Material provided START

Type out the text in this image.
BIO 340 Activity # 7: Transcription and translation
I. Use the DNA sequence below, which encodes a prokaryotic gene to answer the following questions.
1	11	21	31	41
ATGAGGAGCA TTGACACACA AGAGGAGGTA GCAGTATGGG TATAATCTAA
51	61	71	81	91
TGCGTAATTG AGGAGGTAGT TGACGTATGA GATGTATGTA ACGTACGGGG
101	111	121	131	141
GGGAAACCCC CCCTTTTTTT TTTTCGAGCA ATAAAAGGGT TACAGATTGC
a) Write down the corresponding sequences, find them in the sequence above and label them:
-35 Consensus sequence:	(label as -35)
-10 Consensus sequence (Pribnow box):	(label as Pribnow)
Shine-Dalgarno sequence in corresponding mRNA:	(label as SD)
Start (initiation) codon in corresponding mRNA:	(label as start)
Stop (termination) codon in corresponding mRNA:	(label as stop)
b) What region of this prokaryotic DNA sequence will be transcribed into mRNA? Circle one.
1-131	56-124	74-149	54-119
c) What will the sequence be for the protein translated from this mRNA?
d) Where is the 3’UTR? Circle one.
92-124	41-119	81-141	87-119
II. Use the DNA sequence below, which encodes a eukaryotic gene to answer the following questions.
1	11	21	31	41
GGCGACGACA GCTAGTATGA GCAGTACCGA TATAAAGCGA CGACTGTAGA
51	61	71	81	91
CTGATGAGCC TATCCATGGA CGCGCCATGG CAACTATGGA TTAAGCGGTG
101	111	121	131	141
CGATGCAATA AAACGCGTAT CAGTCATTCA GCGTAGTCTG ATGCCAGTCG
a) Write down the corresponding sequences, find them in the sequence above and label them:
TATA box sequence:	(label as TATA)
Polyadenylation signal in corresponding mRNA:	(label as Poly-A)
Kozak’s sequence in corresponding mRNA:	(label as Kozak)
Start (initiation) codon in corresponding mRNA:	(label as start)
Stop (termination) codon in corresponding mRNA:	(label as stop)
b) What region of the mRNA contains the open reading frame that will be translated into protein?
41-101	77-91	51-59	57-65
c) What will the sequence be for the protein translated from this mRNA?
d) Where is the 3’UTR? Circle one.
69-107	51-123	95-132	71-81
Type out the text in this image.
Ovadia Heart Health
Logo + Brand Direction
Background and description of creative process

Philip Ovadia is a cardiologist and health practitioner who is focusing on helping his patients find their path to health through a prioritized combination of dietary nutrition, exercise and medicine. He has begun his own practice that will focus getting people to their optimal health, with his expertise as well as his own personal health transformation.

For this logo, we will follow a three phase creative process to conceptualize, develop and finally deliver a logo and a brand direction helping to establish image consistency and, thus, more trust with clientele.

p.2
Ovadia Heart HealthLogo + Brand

Material provided END

Task brief:
Where the string "encodes" occurs in a line of the listing, copy the line.

Solved exercise:
I. Use the DNA sequence below, which encodes a prokaryotic gene to answer the following questions.
II. Use the DNA sequence below, which encodes a eukaryotic gene to answer the following questions.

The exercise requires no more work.